* Given problem *
Each line containing the word "ingen" needs to be copied.

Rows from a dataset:

⟨

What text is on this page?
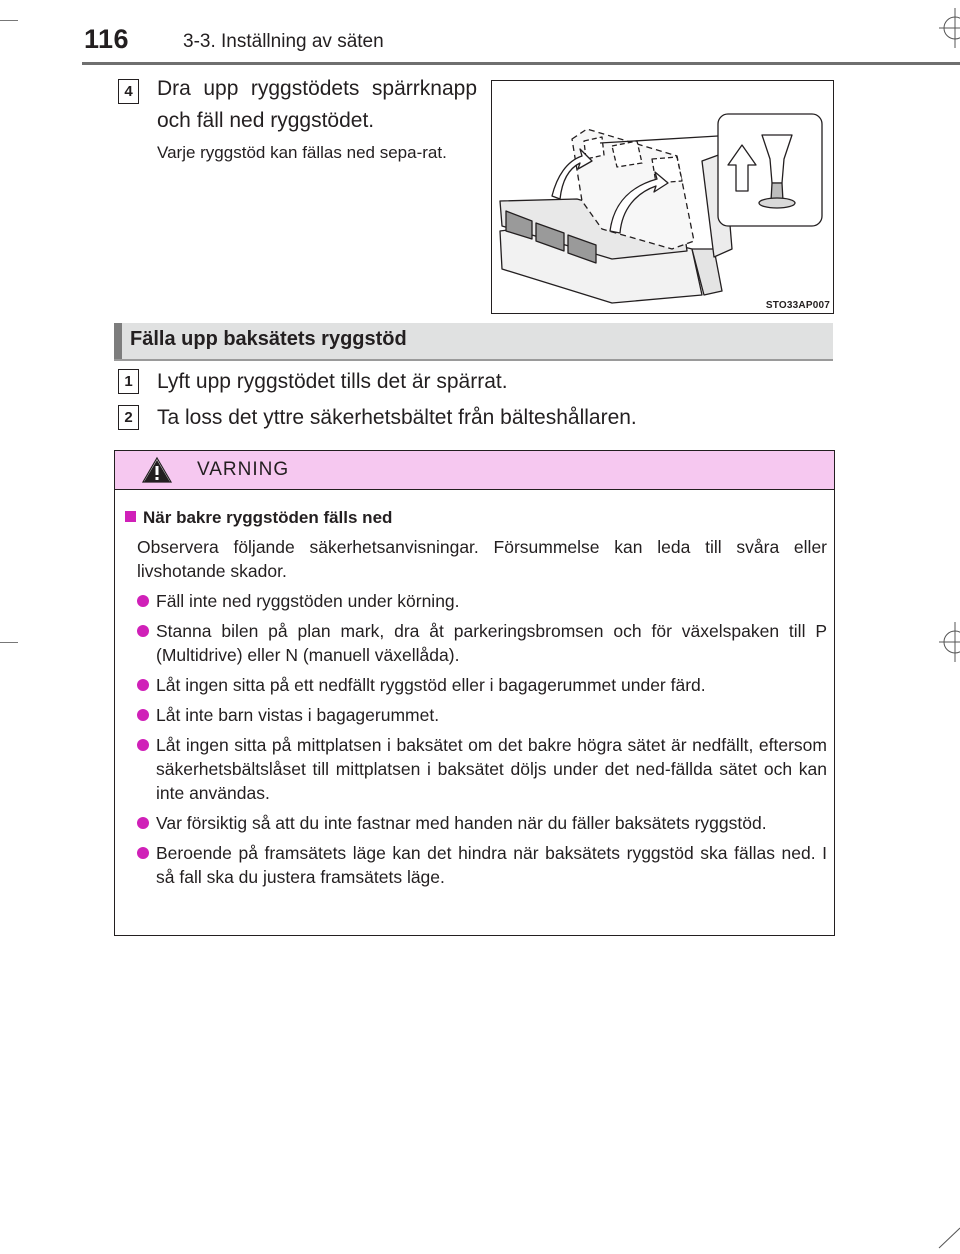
116	3-3. Inställning av säten
4	Dra upp ryggstödets spärrknapp och fäll ned ryggstödet.
Varje ryggstöd kan fällas ned sepa-rat.
STO33AP007
Fälla upp baksätets ryggstöd
1	Lyft upp ryggstödet tills det är spärrat.
2	Ta loss det yttre säkerhetsbältet från bälteshållaren.
VARNING
När bakre ryggstöden fälls ned
Observera följande säkerhetsanvisningar. Försummelse kan leda till svåra eller livshotande skador.
Fäll inte ned ryggstöden under körning.
Stanna bilen på plan mark, dra åt parkeringsbromsen och för växelspaken till P (Multidrive) eller N (manuell växellåda).
Låt ingen sitta på ett nedfällt ryggstöd eller i bagagerummet under färd.
Låt inte barn vistas i bagagerummet.
Låt ingen sitta på mittplatsen i baksätet om det bakre högra sätet är nedfällt, eftersom säkerhetsbältslåset till mittplatsen i baksätet döljs under det ned-fällda sätet och kan inte användas.
Var försiktig så att du inte fastnar med handen när du fäller baksätets ryggstöd.
Beroende på framsätets läge kan det hindra när baksätets ryggstöd ska fällas ned. I så fall ska du justera framsätets läge.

⟩

* Final result *
Låt ingen sitta på ett nedfällt ryggstöd eller i bagagerummet under färd.
Låt ingen sitta på mittplatsen i baksätet om det bakre högra sätet är nedfällt, eftersom säkerhetsbältslåset till mittplatsen i baksätet döljs under det ned-fällda sätet och kan inte användas.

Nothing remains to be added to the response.